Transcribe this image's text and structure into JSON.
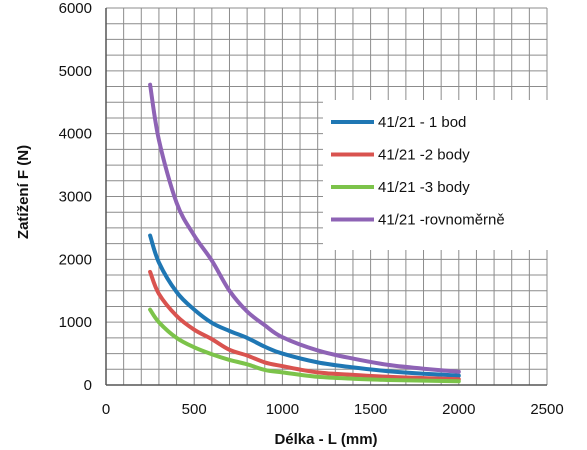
{
  "chart_data": {
    "type": "line",
    "xlabel": "Délka - L (mm)",
    "ylabel": "Zatížení F (N)",
    "xlim": [
      0,
      2500
    ],
    "ylim": [
      0,
      6000
    ],
    "x_ticks": [
      0,
      500,
      1000,
      1500,
      2000,
      2500
    ],
    "y_ticks": [
      0,
      1000,
      2000,
      3000,
      4000,
      5000,
      6000
    ],
    "x_tick_labels": [
      "0",
      "500",
      "1000",
      "1500",
      "2000",
      "2500"
    ],
    "y_tick_labels": [
      "0",
      "1000",
      "2000",
      "3000",
      "4000",
      "5000",
      "6000"
    ],
    "grid": true,
    "minor_grid_x_step": 100,
    "minor_grid_y_step": 250,
    "legend_position": "right",
    "x": [
      250,
      300,
      400,
      500,
      600,
      700,
      800,
      900,
      1000,
      1200,
      1400,
      1600,
      1800,
      2000
    ],
    "series": [
      {
        "name": "41/21 - 1 bod",
        "color": "#1f77b4",
        "values": [
          2380,
          1950,
          1480,
          1200,
          990,
          860,
          750,
          610,
          500,
          360,
          280,
          220,
          180,
          150
        ]
      },
      {
        "name": "41/21 -2 body",
        "color": "#d9534f",
        "values": [
          1800,
          1450,
          1100,
          880,
          730,
          560,
          470,
          360,
          300,
          200,
          160,
          130,
          110,
          90
        ]
      },
      {
        "name": "41/21 -3 body",
        "color": "#7cc34a",
        "values": [
          1200,
          1000,
          750,
          600,
          490,
          400,
          330,
          240,
          200,
          130,
          100,
          80,
          70,
          60
        ]
      },
      {
        "name": "41/21 -rovnoměrně",
        "color": "#8e63b5",
        "values": [
          4780,
          3900,
          2900,
          2380,
          1980,
          1500,
          1170,
          950,
          760,
          550,
          420,
          320,
          260,
          210
        ]
      }
    ]
  }
}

◆ Your objective: Work out how many lines in the records above contain the word "color", and reply with that number alone.

◆ Response to this exercise: 4